* Record excerpts
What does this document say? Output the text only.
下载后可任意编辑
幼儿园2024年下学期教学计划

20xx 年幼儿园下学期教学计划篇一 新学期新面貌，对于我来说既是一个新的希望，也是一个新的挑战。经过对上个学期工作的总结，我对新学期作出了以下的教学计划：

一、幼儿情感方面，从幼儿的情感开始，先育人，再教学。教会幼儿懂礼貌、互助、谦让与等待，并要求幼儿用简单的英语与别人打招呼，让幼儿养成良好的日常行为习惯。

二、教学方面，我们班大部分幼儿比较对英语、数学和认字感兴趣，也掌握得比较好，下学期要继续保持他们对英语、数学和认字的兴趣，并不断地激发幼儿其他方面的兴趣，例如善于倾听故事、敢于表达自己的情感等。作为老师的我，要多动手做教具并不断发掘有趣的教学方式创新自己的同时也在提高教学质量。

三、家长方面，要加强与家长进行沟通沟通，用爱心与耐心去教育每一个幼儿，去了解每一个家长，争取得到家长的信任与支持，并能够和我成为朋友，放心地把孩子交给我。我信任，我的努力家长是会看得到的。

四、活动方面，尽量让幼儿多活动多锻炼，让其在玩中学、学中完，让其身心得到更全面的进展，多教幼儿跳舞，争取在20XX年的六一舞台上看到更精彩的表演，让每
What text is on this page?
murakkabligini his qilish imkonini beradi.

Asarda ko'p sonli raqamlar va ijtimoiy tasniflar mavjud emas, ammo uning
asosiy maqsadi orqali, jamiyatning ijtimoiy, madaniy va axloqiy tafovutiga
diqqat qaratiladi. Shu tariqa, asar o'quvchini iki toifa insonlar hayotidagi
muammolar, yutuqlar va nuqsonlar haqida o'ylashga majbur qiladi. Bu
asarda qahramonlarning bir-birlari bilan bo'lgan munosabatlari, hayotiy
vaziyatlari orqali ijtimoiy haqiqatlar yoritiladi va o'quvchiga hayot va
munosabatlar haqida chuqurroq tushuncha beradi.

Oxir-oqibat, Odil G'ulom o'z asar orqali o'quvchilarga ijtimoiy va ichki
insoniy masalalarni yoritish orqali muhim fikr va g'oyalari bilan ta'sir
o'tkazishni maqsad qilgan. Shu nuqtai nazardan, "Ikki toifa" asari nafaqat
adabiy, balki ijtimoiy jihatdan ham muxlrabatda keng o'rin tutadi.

* What to produce
List every line above containing the word "haqida".

* The solution
muammolar, yutuqlar va nuqsonlar haqida o'ylashga majbur qiladi. Bu
munosabatlar haqida chuqurroq tushuncha beradi.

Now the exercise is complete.